PROBLEM REQUIREMENTS
From the listing below, extract every line in which the word "Cell" appears.

DATA IN THIS EXERCISE
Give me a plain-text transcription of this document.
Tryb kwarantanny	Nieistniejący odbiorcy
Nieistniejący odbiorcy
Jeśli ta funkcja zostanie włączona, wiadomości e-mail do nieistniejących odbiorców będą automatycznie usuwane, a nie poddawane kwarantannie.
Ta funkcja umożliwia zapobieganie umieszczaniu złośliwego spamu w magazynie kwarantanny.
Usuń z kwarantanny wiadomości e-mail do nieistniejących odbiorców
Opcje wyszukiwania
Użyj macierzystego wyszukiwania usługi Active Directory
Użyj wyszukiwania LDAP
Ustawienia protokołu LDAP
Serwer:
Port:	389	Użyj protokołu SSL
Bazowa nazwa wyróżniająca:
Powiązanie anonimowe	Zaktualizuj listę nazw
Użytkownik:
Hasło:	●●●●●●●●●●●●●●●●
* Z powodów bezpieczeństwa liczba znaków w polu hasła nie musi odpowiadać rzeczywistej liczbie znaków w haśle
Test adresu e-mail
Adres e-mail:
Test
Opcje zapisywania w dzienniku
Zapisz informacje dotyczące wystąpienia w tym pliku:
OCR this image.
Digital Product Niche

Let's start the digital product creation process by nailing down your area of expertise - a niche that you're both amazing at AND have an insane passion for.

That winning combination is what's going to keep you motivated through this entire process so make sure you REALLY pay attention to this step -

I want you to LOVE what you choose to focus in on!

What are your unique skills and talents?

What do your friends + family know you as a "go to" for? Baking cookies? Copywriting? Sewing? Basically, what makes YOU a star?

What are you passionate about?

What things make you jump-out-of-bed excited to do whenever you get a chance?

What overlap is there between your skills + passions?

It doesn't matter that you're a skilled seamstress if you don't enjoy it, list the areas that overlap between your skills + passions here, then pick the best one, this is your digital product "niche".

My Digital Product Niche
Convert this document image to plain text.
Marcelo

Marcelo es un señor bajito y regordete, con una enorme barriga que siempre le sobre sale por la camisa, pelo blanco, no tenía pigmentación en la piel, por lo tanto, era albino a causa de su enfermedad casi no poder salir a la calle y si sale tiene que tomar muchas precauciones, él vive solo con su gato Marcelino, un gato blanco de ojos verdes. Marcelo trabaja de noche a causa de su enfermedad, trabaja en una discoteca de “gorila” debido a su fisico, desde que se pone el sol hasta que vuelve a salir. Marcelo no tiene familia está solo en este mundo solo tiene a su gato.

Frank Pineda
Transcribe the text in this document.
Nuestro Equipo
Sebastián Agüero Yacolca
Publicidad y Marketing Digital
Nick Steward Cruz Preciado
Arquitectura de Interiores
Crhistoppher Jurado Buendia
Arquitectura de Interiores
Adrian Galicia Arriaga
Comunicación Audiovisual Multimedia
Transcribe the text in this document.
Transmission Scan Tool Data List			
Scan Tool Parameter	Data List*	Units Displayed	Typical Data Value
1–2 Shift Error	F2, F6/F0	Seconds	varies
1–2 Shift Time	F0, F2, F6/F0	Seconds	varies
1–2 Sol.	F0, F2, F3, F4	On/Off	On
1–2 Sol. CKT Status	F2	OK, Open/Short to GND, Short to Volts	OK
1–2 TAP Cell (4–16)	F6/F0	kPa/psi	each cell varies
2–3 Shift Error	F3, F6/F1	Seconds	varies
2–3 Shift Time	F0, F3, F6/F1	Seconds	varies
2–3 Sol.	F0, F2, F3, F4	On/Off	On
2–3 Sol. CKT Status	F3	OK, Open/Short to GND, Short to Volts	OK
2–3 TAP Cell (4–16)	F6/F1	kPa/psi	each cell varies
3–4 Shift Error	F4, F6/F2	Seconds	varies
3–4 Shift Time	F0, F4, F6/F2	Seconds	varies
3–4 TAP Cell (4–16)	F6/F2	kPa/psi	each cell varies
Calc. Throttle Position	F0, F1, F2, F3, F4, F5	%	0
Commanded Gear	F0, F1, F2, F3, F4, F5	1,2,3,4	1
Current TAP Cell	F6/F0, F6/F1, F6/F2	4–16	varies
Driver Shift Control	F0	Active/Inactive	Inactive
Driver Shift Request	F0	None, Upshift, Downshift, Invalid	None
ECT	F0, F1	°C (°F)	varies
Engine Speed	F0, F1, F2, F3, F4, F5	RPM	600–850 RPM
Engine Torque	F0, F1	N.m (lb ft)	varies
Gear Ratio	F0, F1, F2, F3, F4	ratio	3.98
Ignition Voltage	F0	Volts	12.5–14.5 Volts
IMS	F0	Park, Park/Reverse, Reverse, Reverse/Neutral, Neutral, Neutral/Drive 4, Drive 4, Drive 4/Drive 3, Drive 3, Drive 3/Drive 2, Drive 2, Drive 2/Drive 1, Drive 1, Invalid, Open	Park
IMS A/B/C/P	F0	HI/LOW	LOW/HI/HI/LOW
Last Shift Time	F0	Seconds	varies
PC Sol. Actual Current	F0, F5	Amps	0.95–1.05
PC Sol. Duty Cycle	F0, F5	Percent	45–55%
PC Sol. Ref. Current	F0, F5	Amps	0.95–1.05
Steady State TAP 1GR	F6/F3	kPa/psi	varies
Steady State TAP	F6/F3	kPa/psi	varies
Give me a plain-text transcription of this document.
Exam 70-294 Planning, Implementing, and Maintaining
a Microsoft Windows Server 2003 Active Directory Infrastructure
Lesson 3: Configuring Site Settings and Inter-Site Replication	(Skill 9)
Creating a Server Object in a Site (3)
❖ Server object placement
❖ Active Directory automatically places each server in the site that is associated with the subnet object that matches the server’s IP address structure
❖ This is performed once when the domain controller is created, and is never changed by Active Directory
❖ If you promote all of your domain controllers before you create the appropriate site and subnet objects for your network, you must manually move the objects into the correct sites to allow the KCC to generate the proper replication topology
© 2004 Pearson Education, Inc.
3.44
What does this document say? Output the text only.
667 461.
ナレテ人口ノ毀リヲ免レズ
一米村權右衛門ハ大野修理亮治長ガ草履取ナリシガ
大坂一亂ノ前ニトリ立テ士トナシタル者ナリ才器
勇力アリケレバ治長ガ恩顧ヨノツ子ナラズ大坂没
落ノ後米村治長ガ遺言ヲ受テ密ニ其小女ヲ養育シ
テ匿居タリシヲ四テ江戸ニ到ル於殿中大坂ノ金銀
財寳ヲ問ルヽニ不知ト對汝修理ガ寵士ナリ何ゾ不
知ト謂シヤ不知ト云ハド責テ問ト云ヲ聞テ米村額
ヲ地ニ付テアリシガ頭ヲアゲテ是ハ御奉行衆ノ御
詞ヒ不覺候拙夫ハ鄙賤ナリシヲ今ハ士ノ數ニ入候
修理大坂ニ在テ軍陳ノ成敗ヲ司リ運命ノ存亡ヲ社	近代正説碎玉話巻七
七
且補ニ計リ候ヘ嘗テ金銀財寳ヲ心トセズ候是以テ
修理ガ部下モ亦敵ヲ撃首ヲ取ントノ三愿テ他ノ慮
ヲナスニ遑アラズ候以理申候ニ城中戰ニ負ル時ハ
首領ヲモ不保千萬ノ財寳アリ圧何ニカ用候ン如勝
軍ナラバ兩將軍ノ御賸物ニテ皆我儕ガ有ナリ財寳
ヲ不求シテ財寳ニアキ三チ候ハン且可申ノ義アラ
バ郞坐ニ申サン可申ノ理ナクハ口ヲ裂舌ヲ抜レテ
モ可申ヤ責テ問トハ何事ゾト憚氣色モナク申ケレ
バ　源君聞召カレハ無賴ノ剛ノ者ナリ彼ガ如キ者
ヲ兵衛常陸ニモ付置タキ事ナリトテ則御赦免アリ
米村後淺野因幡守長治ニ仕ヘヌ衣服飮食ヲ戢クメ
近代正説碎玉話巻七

TASK SOLUTION
1–2 TAP Cell (4–16)	F6/F0	kPa/psi	each cell varies
2–3 TAP Cell (4–16)	F6/F1	kPa/psi	each cell varies
3–4 TAP Cell (4–16)	F6/F2	kPa/psi	each cell varies
Current TAP Cell	F6/F0, F6/F1, F6/F2	4–16	varies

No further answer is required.